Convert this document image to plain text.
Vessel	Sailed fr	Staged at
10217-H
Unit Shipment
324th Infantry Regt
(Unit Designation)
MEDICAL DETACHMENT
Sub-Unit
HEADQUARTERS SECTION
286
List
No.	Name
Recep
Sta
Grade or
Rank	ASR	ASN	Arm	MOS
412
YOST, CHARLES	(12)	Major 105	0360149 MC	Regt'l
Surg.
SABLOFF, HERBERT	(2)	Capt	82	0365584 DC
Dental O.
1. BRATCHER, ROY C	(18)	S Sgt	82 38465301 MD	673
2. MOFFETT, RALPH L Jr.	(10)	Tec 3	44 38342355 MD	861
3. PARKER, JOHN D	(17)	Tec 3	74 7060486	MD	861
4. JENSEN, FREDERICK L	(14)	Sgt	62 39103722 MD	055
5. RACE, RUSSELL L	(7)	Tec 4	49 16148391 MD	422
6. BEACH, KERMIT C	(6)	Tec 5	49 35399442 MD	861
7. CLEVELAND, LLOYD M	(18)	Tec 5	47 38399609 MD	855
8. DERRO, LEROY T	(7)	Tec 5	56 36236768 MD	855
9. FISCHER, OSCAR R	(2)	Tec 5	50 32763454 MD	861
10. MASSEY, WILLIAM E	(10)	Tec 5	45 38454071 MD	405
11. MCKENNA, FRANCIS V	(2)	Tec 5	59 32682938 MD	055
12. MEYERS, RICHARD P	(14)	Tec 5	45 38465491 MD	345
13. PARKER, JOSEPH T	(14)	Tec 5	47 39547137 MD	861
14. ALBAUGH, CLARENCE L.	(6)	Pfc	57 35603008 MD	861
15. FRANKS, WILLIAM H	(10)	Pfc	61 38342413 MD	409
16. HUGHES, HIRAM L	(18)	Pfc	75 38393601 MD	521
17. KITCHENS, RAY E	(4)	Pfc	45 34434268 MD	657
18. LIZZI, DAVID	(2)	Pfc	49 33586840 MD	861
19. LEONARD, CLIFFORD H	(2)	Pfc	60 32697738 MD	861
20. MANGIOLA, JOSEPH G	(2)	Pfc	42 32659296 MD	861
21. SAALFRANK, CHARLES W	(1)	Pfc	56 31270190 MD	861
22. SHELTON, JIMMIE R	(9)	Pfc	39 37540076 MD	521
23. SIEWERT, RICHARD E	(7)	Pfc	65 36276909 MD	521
= = = = = = =
**Stated problem**
Write the entire listing out again, word for word.

**Reply**
Convert this document image to plain text.
Vessel	Sailed fr	Staged at
10217-H
Unit Shipment
324th Infantry Regt
(Unit Designation)
MEDICAL DETACHMENT
Sub-Unit
HEADQUARTERS SECTION
286
List
No.	Name
Recep
Sta
Grade or
Rank	ASR	ASN	Arm	MOS
412
YOST, CHARLES	(12)	Major 105	0360149 MC	Regt'l
Surg.
SABLOFF, HERBERT	(2)	Capt	82	0365584 DC
Dental O.
1. BRATCHER, ROY C	(18)	S Sgt	82 38465301 MD	673
2. MOFFETT, RALPH L Jr.	(10)	Tec 3	44 38342355 MD	861
3. PARKER, JOHN D	(17)	Tec 3	74 7060486	MD	861
4. JENSEN, FREDERICK L	(14)	Sgt	62 39103722 MD	055
5. RACE, RUSSELL L	(7)	Tec 4	49 16148391 MD	422
6. BEACH, KERMIT C	(6)	Tec 5	49 35399442 MD	861
7. CLEVELAND, LLOYD M	(18)	Tec 5	47 38399609 MD	855
8. DERRO, LEROY T	(7)	Tec 5	56 36236768 MD	855
9. FISCHER, OSCAR R	(2)	Tec 5	50 32763454 MD	861
10. MASSEY, WILLIAM E	(10)	Tec 5	45 38454071 MD	405
11. MCKENNA, FRANCIS V	(2)	Tec 5	59 32682938 MD	055
12. MEYERS, RICHARD P	(14)	Tec 5	45 38465491 MD	345
13. PARKER, JOSEPH T	(14)	Tec 5	47 39547137 MD	861
14. ALBAUGH, CLARENCE L.	(6)	Pfc	57 35603008 MD	861
15. FRANKS, WILLIAM H	(10)	Pfc	61 38342413 MD	409
16. HUGHES, HIRAM L	(18)	Pfc	75 38393601 MD	521
17. KITCHENS, RAY E	(4)	Pfc	45 34434268 MD	657
18. LIZZI, DAVID	(2)	Pfc	49 33586840 MD	861
19. LEONARD, CLIFFORD H	(2)	Pfc	60 32697738 MD	861
20. MANGIOLA, JOSEPH G	(2)	Pfc	42 32659296 MD	861
21. SAALFRANK, CHARLES W	(1)	Pfc	56 31270190 MD	861
22. SHELTON, JIMMIE R	(9)	Pfc	39 37540076 MD	521
23. SIEWERT, RICHARD E	(7)	Pfc	65 36276909 MD	521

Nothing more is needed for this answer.